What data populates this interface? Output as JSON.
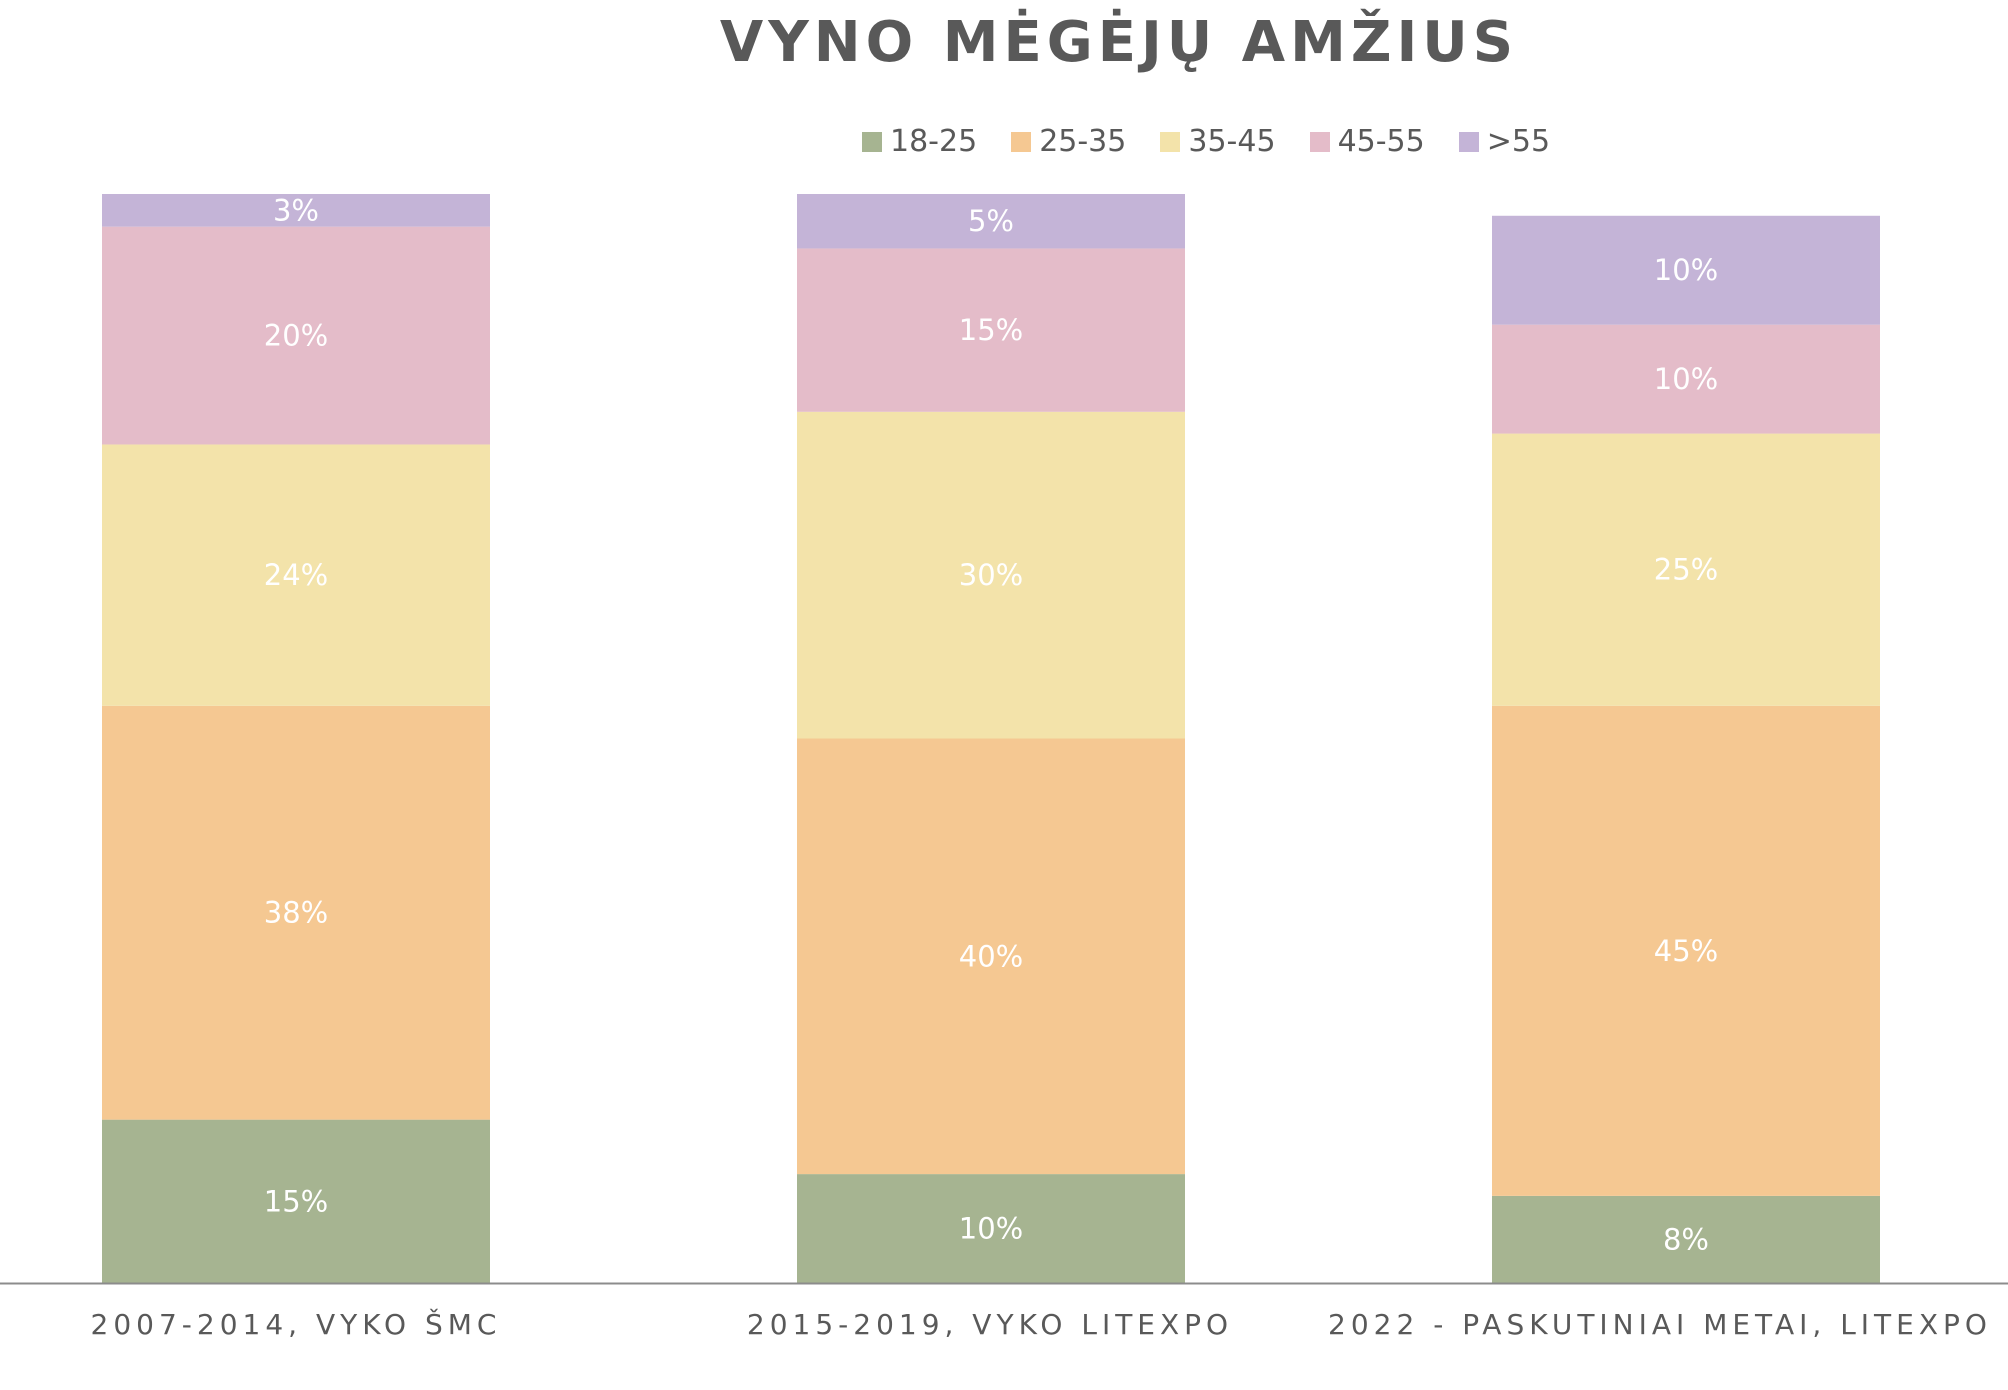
{
  "chart_data": {
    "type": "bar",
    "stacked": true,
    "title": "VYNO MĖGĖJŲ AMŽIUS",
    "categories": [
      "2007-2014, VYKO ŠMC",
      "2015-2019, VYKO LITEXPO",
      "2022 - PASKUTINIAI METAI, LITEXPO"
    ],
    "series": [
      {
        "name": "18-25",
        "color": "#A6B491",
        "values": [
          15,
          10,
          8
        ],
        "labels": [
          "15%",
          "10%",
          "8%"
        ]
      },
      {
        "name": "25-35",
        "color": "#F5C892",
        "values": [
          38,
          40,
          45
        ],
        "labels": [
          "38%",
          "40%",
          "45%"
        ]
      },
      {
        "name": "35-45",
        "color": "#F3E3AA",
        "values": [
          24,
          30,
          25
        ],
        "labels": [
          "24%",
          "30%",
          "25%"
        ]
      },
      {
        "name": "45-55",
        "color": "#E4BCC9",
        "values": [
          20,
          15,
          10
        ],
        "labels": [
          "20%",
          "15%",
          "10%"
        ]
      },
      {
        "name": ">55",
        "color": "#C4B4D7",
        "values": [
          3,
          5,
          10
        ],
        "labels": [
          "3%",
          "5%",
          "10%"
        ]
      }
    ],
    "ylim": [
      0,
      100
    ],
    "legend_position": "top"
  }
}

■ Goal: Transcribe each line above verbatim, with the pictures left out.

■ Task output:
What data populates this interface? Output as JSON.
{
  "chart_data": {
    "type": "bar",
    "stacked": true,
    "title": "VYNO MĖGĖJŲ AMŽIUS",
    "categories": [
      "2007-2014, VYKO ŠMC",
      "2015-2019, VYKO LITEXPO",
      "2022 - PASKUTINIAI METAI, LITEXPO"
    ],
    "series": [
      {
        "name": "18-25",
        "color": "#A6B491",
        "values": [
          15,
          10,
          8
        ],
        "labels": [
          "15%",
          "10%",
          "8%"
        ]
      },
      {
        "name": "25-35",
        "color": "#F5C892",
        "values": [
          38,
          40,
          45
        ],
        "labels": [
          "38%",
          "40%",
          "45%"
        ]
      },
      {
        "name": "35-45",
        "color": "#F3E3AA",
        "values": [
          24,
          30,
          25
        ],
        "labels": [
          "24%",
          "30%",
          "25%"
        ]
      },
      {
        "name": "45-55",
        "color": "#E4BCC9",
        "values": [
          20,
          15,
          10
        ],
        "labels": [
          "20%",
          "15%",
          "10%"
        ]
      },
      {
        "name": ">55",
        "color": "#C4B4D7",
        "values": [
          3,
          5,
          10
        ],
        "labels": [
          "3%",
          "5%",
          "10%"
        ]
      }
    ],
    "ylim": [
      0,
      100
    ],
    "legend_position": "top"
  }
}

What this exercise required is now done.